# Objectives
1 – According to the Commonwealth caveat overview, which agency is responsible for holding and managing the ATSIC records that show the Commonwealth's interests in grant-funded assets?
2 – Condense the paragraph of the Commonwealth caveat overview that begins "Until its abolition in 2005" into a short bulleted list that keeps its main facts.

>> Begin Excerpt to read

Commonwealth Caveat Overview and Sources of Further Information
Until its abolition in 2005, the Aboriginal and Torres Strait Islander Commission (ATSIC) and its predecessor organisations, provided grants to Indigenous organisations for the purchase of property assets on freehold land. Often, these grant-funded assets were protected by the Commonwealth through perpetual rights and interests in the asset (usually in the form of a Purposes Agreement or Deed) and the registration of a caveat on the land title. Commonwealth rights and interests arose from both statutory law under the Aboriginal and Torres Strait Islander Commission Amendment Act 2005 (the ATSIC Amendment Act) and contractual law under the grant terms and conditions.
From 2005, management of ATSIC’s rights and interests in grant-funded Indigenous land devolved to the Commonwealth, Indigenous Business Australia (IBA) and the Indigenous Land and Sea Corporation (ILSC) as the relevant Consenting Authorities. Currently, the consenting authorities are:
- The National Indigenous Australians Agency (NIAA);
- The Attorney-General’s Department (AGD);
- The Department of Health (DoH);
- The Department of Communications and the Arts (DCA);
- The Indigenous Land and Sea Corporation; and
- Indigenous Business Australia.
The National Indigenous Australians Agency (NIAA) currently holds primary responsibility for Indigenous Affairs and is responsible for holding and managing the ATSIC records that demonstrate the Commonwealth’s interests in these assets.
Previously, Item 200(1) of Part 3 of Schedule 1 to the ATSIC Amendment Act required the Commonwealth to retain its rights and interests in perpetuity until the asset was disposed through sale, transfer or mortgage.

>> End Excerpt to read
>> Begin Given records

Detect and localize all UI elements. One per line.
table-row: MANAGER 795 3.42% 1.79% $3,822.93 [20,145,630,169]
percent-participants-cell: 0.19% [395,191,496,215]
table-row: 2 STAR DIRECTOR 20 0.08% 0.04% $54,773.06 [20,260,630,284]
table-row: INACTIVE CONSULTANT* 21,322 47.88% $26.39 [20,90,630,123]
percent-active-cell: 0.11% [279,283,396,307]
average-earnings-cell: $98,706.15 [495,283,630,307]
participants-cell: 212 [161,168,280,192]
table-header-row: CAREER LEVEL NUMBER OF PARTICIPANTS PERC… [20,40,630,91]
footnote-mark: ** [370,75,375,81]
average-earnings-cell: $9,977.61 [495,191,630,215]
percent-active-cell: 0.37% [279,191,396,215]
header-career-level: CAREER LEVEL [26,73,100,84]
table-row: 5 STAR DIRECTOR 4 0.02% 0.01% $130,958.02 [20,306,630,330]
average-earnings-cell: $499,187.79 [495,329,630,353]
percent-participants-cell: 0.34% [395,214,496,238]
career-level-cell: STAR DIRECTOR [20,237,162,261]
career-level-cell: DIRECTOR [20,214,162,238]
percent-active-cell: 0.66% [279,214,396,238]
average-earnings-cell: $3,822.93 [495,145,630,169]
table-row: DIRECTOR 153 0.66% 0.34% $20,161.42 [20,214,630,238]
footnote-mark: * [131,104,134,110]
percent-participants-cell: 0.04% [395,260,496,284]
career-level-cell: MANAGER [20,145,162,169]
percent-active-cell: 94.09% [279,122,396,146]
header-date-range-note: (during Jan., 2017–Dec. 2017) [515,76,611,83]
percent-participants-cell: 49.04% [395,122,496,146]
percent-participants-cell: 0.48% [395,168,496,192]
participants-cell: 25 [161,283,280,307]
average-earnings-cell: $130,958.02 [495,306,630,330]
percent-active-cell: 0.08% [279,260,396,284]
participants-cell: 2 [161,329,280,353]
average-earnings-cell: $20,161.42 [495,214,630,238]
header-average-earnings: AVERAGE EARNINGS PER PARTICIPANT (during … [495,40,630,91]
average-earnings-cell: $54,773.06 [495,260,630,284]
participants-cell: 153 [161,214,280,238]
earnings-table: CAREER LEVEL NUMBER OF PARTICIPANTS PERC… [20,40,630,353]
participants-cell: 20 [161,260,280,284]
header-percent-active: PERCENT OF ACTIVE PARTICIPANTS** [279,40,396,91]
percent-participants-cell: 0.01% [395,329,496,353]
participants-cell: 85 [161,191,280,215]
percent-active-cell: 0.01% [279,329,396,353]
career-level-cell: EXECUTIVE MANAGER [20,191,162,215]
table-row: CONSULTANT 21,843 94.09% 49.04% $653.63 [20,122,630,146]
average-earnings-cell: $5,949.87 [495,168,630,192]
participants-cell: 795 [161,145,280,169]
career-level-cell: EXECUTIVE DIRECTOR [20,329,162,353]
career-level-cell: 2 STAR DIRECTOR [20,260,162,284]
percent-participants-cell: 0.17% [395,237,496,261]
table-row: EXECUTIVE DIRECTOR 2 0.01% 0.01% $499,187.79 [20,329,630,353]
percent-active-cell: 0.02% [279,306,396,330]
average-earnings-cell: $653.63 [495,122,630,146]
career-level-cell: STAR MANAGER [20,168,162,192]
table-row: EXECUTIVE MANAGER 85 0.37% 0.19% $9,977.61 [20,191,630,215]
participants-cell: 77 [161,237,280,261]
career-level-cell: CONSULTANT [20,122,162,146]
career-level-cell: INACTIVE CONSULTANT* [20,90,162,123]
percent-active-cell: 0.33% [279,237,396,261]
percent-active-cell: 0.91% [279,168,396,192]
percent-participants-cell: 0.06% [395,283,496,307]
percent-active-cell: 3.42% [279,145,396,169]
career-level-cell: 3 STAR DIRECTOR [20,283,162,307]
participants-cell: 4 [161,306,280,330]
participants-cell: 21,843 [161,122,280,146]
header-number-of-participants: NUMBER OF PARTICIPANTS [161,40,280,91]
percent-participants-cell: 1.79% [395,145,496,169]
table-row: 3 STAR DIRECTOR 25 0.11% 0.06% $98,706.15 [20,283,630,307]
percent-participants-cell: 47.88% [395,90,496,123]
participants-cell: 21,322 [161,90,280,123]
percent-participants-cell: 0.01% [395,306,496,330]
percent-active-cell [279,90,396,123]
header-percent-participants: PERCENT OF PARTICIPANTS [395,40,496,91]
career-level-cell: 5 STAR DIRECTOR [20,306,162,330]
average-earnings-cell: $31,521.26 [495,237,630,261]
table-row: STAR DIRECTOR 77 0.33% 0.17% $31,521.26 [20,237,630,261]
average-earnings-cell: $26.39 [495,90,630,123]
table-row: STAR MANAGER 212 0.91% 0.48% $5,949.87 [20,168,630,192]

>> End Given records

# Solutions for each task
1 – The National Indigenous Australians Agency (NIAA).

2 –
- Until it was abolished in 2005, ATSIC and its predecessor organisations gave Indigenous organisations grants to buy property assets on freehold land.
- The Commonwealth often protected these assets through perpetual rights and interests, usually a Purposes Agreement or Deed, and by registering a caveat on the land title.
- These rights and interests came from statutory law under the ATSIC Amendment Act 2005 and from contractual law under the grant terms and conditions.